→ WHAT YOU SHOULD DO
Find the lines holding the word "icon" and collect them.

[Collected data entries]
<<<<

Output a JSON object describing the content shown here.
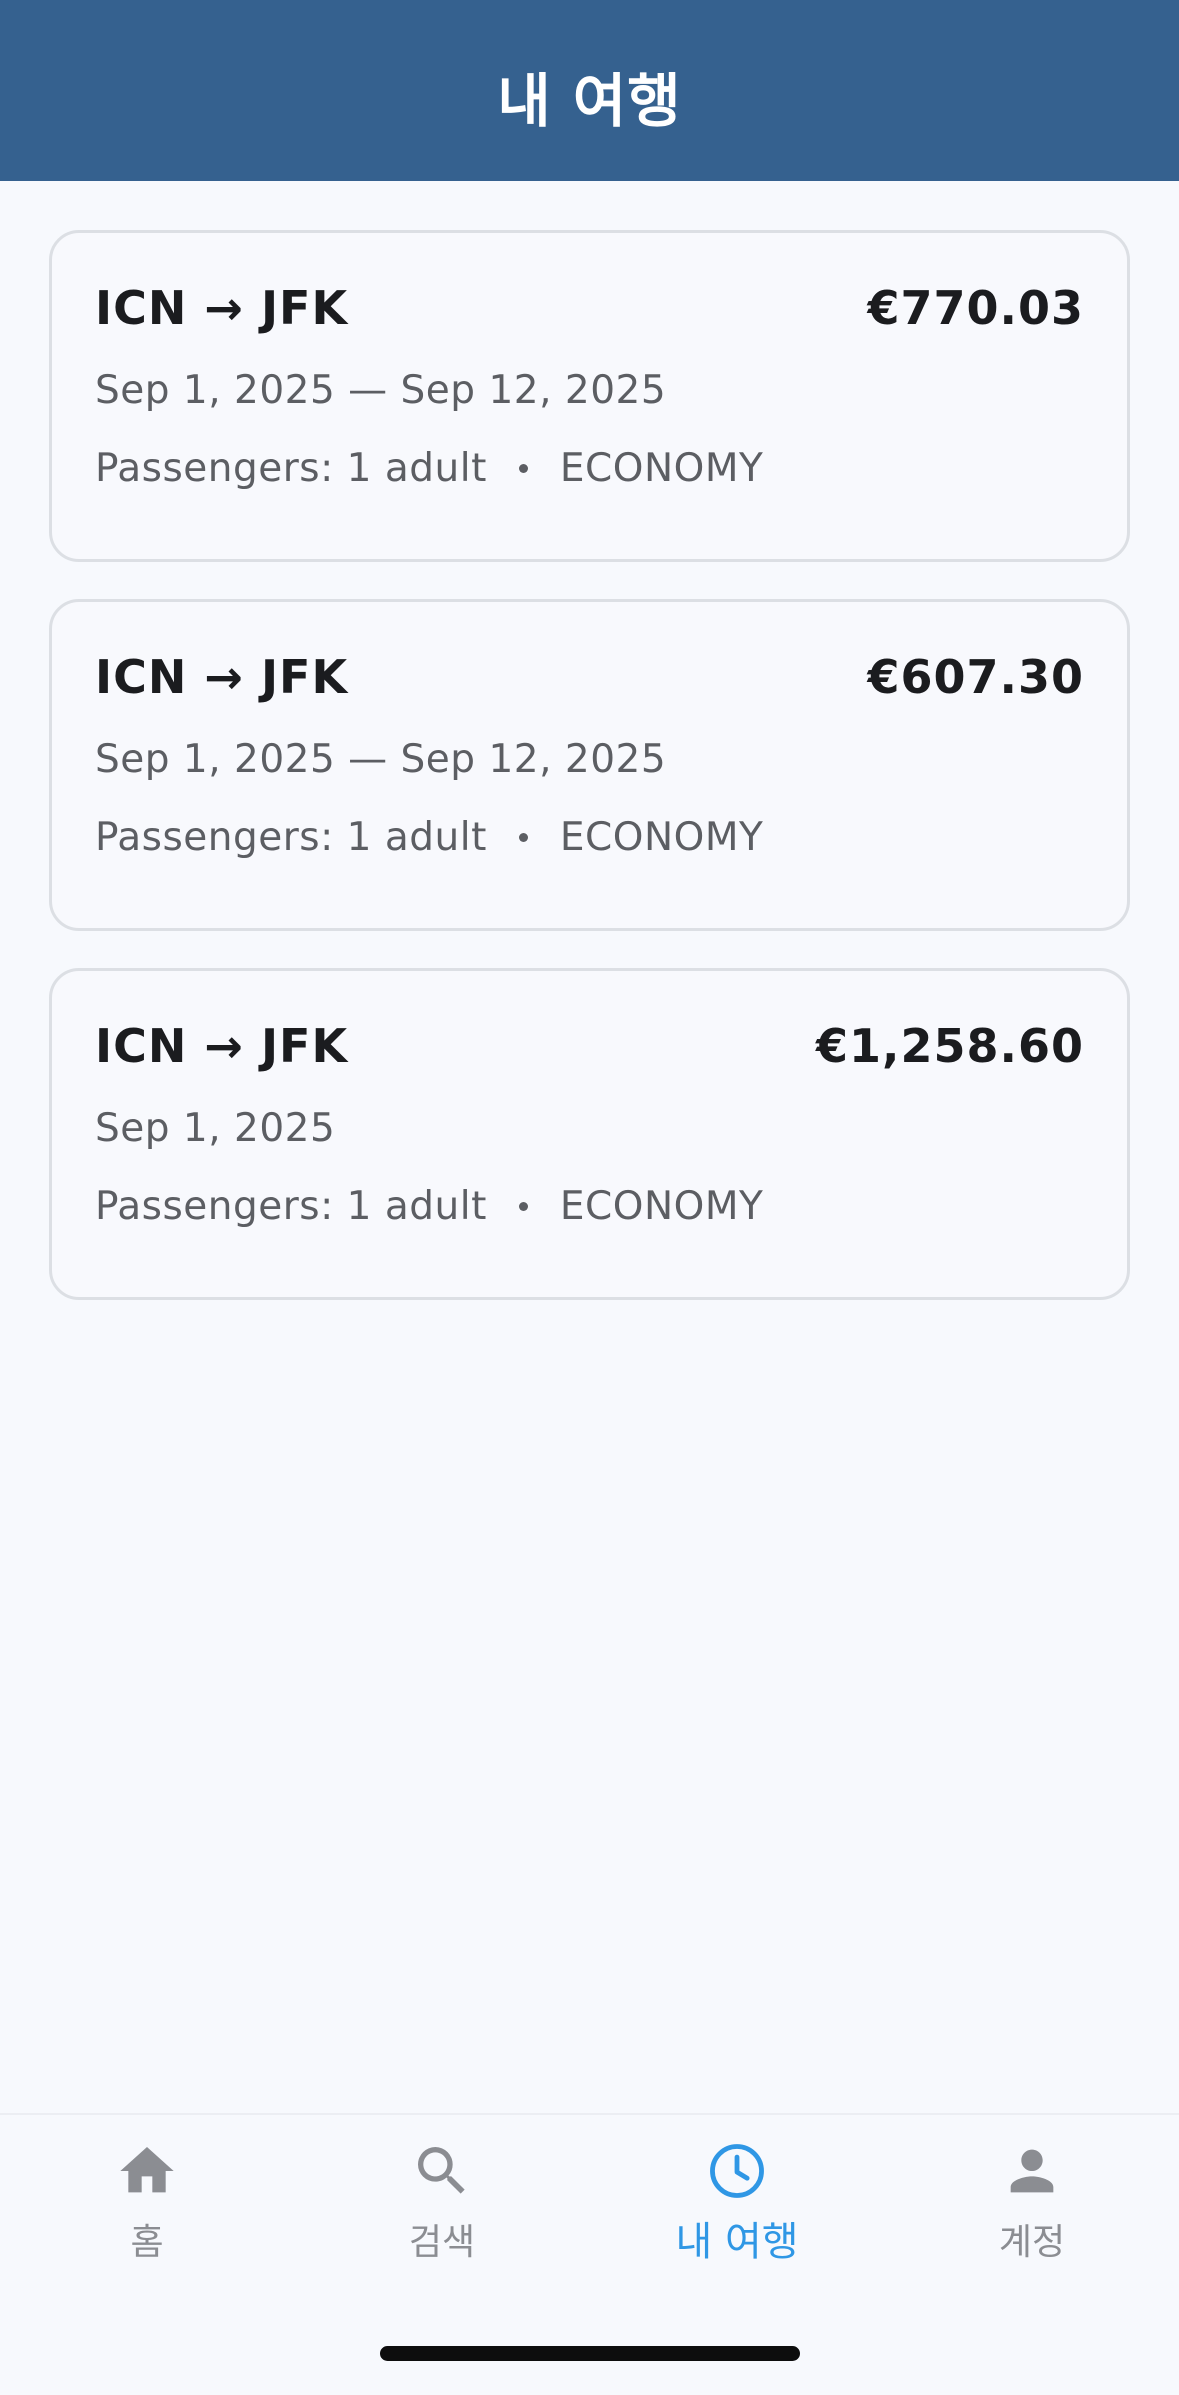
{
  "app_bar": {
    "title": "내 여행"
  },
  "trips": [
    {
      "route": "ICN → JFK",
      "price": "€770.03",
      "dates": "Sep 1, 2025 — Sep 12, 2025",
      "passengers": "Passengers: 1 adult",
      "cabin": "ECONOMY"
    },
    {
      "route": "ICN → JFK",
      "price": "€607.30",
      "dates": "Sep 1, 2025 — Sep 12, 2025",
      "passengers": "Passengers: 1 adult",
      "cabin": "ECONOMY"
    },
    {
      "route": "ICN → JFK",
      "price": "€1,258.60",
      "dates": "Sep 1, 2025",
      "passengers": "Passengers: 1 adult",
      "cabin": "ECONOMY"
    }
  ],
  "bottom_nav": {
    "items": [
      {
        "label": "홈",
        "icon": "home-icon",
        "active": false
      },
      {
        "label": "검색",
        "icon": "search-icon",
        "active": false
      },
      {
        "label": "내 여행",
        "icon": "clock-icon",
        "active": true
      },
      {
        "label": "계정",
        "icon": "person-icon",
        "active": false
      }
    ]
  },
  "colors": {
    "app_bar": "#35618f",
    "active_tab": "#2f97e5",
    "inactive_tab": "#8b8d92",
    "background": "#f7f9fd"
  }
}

>>>>
<<<<

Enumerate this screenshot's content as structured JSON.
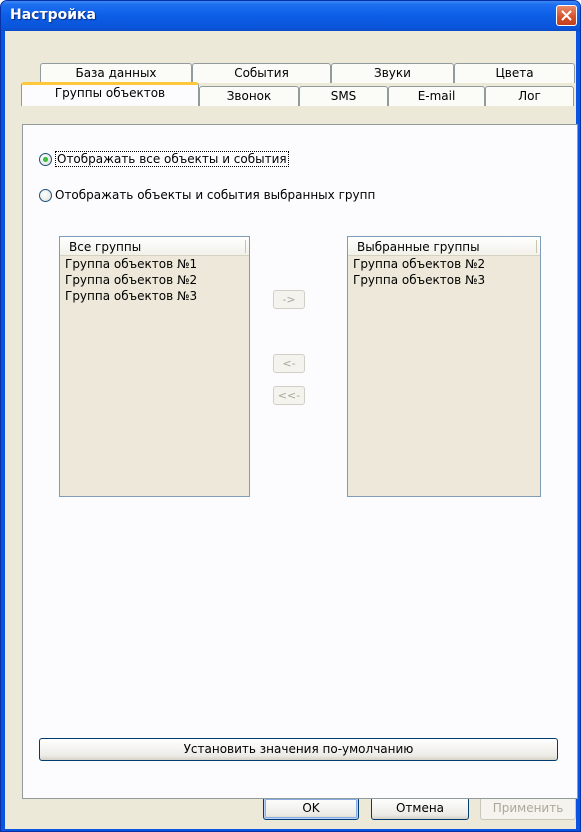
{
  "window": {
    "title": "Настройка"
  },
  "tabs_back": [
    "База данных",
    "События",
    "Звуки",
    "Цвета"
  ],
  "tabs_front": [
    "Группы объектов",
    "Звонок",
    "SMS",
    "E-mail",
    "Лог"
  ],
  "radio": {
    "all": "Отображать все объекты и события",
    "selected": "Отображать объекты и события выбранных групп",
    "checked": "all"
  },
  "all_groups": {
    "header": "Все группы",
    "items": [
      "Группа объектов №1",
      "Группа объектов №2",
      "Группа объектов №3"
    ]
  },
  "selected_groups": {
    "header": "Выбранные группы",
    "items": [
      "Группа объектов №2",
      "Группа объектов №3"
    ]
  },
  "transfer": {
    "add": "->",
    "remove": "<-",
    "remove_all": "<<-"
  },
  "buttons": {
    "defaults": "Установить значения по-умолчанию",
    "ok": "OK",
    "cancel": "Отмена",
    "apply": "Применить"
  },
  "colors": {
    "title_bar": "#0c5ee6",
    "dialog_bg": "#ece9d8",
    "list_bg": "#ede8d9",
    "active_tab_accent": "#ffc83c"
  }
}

>>>>

→ PROBLEM SOLUTION
        "icon": "home-icon",
        "icon": "search-icon",
        "icon": "clock-icon",
        "icon": "person-icon",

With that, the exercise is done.